■ Source text

Jimmy Engineer – Pakistan’s untiring crusader of the oppressed


KARACHI – Jimmy Engineer was born in 1954 in Loralai in a Parsi family. He grew up to break all barriers of caste and creed, and truly define multi-ethnicity through his art and altruism. He spent three years at the National College of Arts in Lahore, expanding his creative prowess. In 1976, he turned into a professional painter, but his achievements went beyond his creativity when he discovered a deep love for all human beings, especially for the downtrodden. His art pieces soon became expressions of truth, and his images began to speak of his compassion for the people with whom he comes into contact. Although he is an artist by profession, his life has revolved around supporting troubled individuals as well as social work institutions.
His artistic performance has been acclaimed internationally, particularly his series on canvas that depicts the Muslim toil in the wake of Pakistan’s independence. The minute details, the layered imagery and the fine lines illustrating the transition of humans into tragic victims equal the skill applied by the great masters. He is widely known as Pakistan’s untiring crusader of the oppressed, disabled, mentally handicapped and impoverished. He has the ability to communicate with people from all walks of life. He holds a special standing among Pakistan’s philanthropists as he has undertaken long, arduous journeys on foot to create awareness for many human rights issues.

■ Exercise set
- A) According to the profile of Jimmy Engineer, which groups of people is he known as a crusader for?
- B) Resume the profile of Jimmy Engineer from its last sentence.
The records that come next have no connection to the profile of Jimmy Engineer.

■ Dataset excerpts
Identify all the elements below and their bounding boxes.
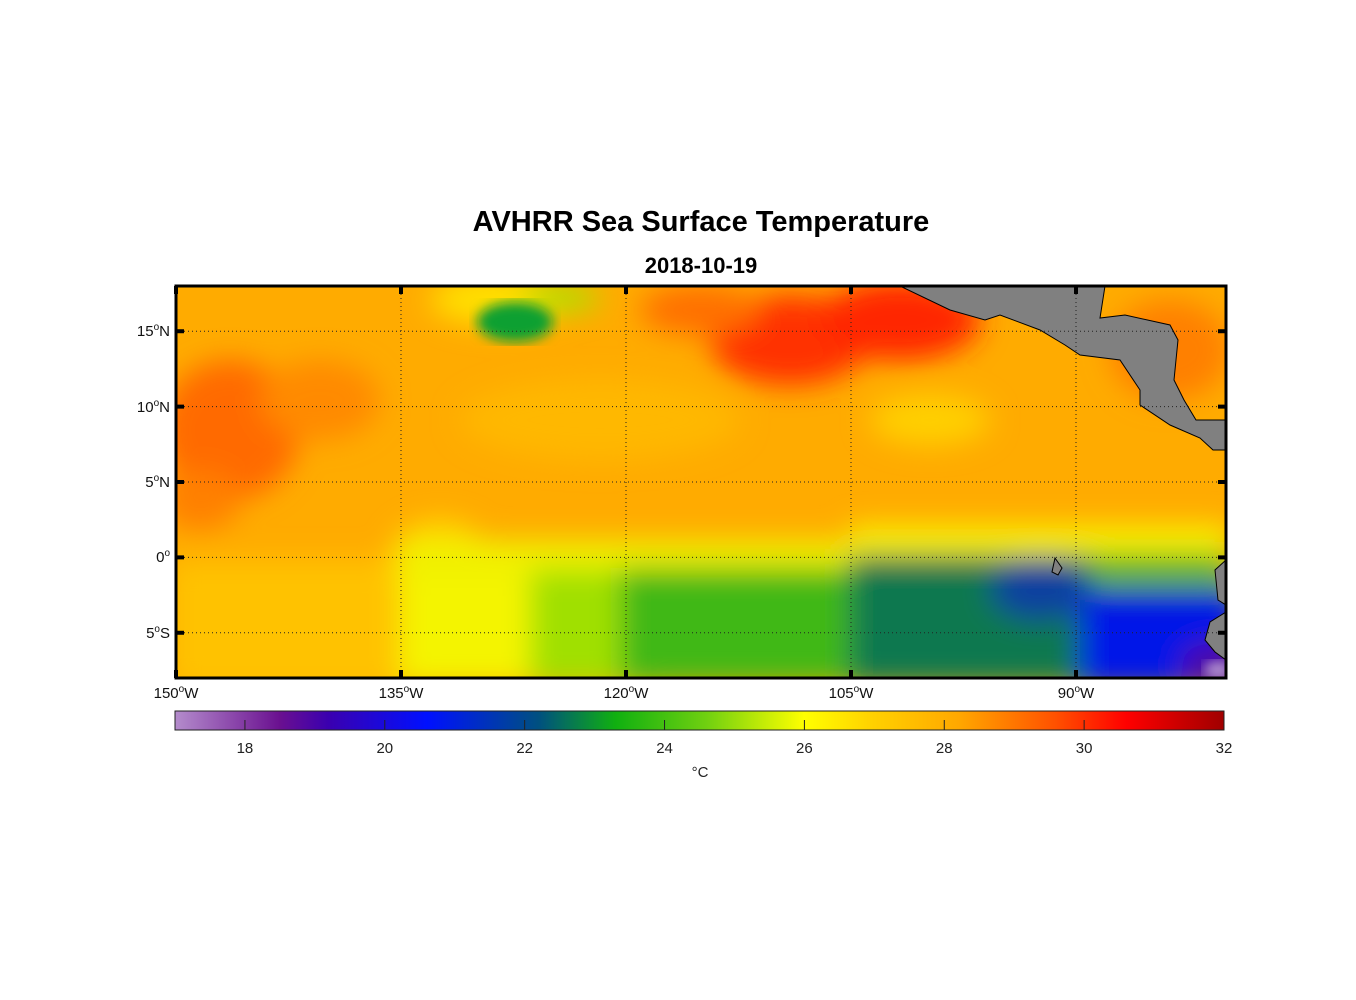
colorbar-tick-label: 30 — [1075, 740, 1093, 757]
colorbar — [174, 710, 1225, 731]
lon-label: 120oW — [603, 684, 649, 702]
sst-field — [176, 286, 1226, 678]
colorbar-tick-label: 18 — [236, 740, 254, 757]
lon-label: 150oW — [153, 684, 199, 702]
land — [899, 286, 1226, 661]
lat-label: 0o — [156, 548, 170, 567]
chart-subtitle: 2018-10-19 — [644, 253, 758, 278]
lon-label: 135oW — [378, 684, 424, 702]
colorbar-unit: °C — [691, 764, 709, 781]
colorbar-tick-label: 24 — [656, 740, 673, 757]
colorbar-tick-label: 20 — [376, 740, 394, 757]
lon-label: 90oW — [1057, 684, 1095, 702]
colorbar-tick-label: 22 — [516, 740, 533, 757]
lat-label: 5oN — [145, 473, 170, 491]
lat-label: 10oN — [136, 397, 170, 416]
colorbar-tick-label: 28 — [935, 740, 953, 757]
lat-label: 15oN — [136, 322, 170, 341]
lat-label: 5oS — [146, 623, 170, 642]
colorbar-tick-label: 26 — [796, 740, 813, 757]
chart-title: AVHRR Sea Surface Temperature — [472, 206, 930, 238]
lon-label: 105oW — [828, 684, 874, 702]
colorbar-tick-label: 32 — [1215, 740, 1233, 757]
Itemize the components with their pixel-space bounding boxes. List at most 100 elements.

--

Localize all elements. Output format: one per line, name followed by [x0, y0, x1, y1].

■ Responses for each task
- A) The oppressed, the disabled, the mentally handicapped and the impoverished.

- B)
As for his paintings, he has mastered many mediums, from realism to calligraphy. He has explored and introduced numerous textures in his works, and the amazing versatility is more than evident in his creations. His collection includes iniatures and self-portraits, many of which are in private collections in Italy, France, Switzerland, Russia, India, China, England, and the USA, validating his status as an international artist. However, for him, Pakistan is the only identity he wishes for as he continues to work towards merging all cultures for the common good of his soil. Though he already has over 2,000 paintings and more than 1,000 calligraphies to his name, besides the 20,000 or so prints in private collections, selling his work is not why he paints.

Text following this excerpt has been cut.